▶ [TASK DIRECTIONS]:
For each line that holds "JSON", copy the line out.

********************

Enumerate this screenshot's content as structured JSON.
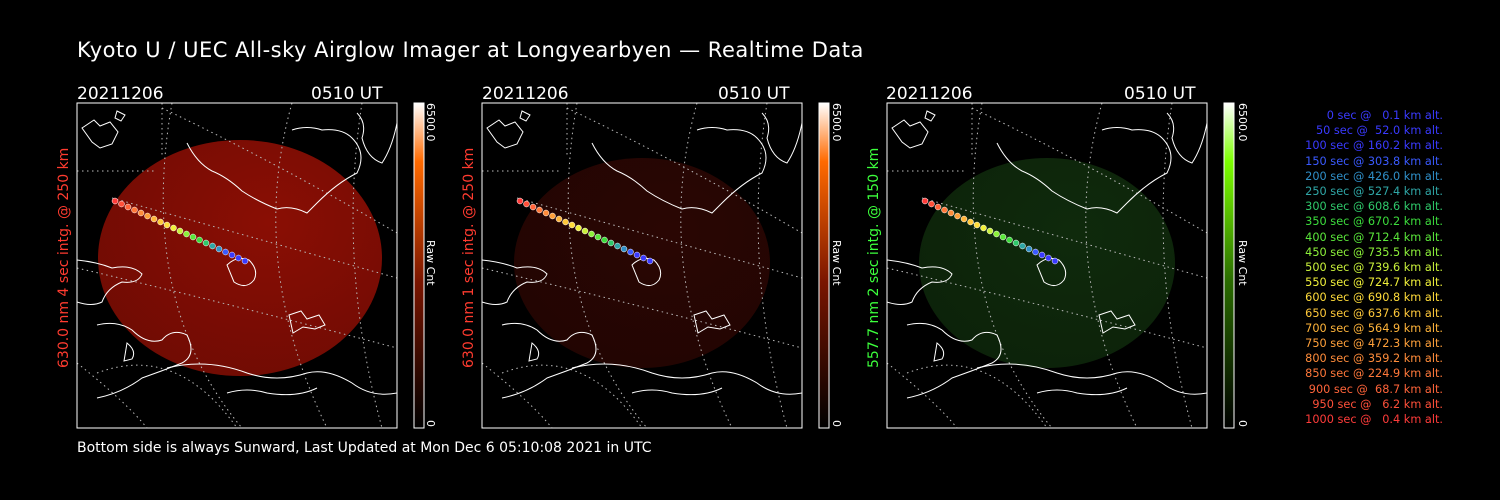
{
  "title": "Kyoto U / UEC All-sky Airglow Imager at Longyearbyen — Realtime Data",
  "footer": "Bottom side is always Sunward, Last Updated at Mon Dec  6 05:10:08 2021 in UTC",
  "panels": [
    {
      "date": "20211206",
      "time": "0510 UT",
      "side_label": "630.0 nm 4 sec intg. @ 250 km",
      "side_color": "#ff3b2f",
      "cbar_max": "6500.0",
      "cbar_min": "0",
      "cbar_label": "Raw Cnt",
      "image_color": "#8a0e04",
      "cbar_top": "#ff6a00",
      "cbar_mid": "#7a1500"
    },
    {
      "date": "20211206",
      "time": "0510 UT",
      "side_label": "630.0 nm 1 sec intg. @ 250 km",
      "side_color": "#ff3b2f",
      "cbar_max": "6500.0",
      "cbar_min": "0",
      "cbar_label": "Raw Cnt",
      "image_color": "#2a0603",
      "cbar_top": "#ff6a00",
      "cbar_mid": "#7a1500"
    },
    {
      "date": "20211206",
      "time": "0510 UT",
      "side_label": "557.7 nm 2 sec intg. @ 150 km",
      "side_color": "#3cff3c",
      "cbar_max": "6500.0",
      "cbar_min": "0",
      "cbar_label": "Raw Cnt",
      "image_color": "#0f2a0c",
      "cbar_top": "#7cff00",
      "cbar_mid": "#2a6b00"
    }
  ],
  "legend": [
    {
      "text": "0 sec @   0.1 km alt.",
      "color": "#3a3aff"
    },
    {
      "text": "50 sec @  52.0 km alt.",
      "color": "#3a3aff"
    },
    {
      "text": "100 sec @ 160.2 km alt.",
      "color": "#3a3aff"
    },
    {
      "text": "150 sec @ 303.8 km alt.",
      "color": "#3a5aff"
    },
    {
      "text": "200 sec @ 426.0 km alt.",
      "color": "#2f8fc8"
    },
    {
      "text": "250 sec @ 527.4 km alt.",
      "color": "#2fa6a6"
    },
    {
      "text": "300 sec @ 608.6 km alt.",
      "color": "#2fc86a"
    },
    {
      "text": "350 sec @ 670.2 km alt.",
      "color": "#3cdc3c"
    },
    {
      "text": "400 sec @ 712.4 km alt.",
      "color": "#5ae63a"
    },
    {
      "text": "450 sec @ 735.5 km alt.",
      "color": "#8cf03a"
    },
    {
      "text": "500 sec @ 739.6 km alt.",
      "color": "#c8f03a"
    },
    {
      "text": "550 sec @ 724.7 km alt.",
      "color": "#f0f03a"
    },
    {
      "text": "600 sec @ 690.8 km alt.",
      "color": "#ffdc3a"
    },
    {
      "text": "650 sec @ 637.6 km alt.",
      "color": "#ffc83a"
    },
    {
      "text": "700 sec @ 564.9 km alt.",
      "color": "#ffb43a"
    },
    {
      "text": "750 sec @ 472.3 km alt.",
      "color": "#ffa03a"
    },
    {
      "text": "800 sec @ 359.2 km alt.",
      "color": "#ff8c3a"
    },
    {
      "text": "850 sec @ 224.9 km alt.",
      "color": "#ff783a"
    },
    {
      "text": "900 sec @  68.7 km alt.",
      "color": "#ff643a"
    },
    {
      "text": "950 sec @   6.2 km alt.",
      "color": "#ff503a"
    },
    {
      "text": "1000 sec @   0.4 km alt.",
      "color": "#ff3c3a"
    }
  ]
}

********************

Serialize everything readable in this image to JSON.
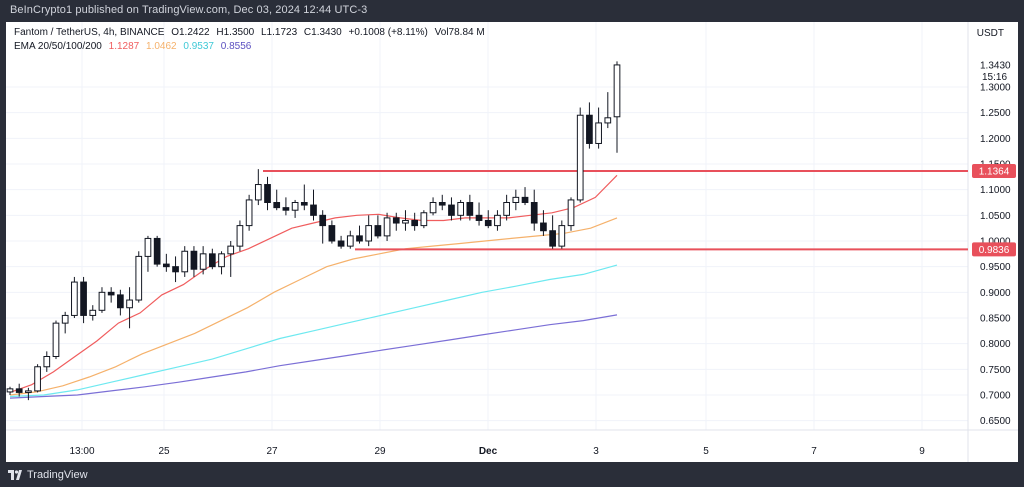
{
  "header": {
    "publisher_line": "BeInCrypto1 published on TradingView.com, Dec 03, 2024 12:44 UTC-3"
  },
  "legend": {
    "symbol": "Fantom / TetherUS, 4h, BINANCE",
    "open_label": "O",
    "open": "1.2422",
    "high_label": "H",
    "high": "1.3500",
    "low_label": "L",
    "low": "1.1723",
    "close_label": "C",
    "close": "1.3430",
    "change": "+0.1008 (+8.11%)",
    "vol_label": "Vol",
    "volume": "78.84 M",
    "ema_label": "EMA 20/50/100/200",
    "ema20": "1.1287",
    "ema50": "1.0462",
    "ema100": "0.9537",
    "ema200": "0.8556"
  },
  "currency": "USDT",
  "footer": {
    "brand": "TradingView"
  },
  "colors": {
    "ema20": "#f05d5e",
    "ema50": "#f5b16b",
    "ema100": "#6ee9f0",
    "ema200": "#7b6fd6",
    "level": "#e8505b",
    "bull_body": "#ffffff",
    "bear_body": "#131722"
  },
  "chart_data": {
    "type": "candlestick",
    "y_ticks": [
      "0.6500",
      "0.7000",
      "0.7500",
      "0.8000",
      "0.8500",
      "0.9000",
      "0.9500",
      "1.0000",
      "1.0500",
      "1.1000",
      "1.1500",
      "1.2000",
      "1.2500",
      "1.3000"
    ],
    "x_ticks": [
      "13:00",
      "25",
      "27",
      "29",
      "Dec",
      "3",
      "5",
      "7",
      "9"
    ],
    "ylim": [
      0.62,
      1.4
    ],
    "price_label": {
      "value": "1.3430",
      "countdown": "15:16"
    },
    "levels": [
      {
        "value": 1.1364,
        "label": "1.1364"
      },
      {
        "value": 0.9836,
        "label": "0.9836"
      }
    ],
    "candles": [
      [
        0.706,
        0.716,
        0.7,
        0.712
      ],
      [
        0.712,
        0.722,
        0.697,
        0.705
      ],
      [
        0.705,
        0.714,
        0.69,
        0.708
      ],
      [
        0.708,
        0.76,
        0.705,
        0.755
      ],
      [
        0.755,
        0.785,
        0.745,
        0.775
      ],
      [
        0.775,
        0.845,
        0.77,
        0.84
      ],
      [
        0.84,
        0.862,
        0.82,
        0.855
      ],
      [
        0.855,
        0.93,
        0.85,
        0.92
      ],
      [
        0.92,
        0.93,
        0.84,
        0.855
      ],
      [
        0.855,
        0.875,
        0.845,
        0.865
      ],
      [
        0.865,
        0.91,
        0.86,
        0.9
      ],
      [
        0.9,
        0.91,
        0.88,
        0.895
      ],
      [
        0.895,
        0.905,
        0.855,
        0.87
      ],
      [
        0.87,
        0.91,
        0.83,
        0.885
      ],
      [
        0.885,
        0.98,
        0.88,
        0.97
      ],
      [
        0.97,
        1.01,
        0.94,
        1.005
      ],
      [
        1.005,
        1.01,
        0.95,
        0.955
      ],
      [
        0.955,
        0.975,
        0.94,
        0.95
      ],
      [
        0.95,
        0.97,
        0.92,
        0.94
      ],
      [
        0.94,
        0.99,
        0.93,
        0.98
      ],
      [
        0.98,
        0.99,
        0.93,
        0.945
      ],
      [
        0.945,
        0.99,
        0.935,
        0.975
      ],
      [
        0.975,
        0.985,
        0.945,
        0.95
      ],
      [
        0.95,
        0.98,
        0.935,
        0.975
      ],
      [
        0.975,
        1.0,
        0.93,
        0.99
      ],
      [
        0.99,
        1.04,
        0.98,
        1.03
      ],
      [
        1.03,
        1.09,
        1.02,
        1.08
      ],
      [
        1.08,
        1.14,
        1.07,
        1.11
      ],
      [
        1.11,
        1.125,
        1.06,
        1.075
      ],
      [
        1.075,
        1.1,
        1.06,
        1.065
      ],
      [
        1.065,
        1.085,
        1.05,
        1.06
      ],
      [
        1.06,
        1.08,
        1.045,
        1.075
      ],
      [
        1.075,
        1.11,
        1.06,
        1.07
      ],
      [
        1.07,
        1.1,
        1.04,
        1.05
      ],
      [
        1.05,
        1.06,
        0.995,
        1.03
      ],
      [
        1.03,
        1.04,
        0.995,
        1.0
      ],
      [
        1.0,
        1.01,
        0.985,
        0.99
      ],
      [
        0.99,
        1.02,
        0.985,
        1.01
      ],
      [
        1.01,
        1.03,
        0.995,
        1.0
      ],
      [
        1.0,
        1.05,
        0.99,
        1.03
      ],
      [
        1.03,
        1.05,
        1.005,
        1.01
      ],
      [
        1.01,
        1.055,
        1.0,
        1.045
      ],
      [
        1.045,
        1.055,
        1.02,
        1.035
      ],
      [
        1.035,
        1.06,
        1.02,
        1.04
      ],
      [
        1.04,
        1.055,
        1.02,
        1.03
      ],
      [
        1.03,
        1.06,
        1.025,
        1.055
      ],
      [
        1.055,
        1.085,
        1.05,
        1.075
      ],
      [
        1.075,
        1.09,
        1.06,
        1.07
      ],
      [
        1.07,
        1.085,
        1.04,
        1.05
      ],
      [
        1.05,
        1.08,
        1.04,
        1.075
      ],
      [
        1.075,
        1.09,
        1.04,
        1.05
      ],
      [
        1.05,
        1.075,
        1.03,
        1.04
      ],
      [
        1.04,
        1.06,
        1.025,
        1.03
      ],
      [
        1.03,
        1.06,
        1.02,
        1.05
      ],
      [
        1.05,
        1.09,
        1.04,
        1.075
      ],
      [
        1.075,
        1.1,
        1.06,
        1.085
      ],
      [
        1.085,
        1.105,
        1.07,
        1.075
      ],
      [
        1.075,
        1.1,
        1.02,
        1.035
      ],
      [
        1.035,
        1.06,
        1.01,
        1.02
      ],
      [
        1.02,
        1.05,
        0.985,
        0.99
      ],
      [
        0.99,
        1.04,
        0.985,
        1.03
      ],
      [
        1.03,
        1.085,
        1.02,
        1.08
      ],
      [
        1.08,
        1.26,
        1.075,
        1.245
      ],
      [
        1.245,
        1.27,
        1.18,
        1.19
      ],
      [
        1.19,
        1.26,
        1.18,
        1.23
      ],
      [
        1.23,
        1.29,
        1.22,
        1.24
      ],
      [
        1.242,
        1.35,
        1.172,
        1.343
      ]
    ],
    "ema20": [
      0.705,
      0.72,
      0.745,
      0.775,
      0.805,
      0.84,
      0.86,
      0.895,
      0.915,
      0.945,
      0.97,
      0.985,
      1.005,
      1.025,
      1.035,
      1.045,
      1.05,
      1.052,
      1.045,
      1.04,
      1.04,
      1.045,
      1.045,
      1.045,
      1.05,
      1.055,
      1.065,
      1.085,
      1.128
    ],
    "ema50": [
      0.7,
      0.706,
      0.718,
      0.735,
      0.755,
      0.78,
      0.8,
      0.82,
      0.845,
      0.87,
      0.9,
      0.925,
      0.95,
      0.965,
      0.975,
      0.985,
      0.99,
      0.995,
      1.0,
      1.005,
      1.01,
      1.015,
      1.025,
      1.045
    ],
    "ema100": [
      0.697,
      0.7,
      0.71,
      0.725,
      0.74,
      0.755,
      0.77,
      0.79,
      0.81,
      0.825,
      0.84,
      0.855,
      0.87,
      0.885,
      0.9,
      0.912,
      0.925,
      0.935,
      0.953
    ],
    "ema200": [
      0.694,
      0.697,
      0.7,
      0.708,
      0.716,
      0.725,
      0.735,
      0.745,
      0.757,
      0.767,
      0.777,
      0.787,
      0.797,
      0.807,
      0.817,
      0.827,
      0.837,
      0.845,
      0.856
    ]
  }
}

********************

▶ [COMPLETE ANSWER]:
Enumerate this screenshot's content as structured JSON.
Serialize everything readable in this image to JSON.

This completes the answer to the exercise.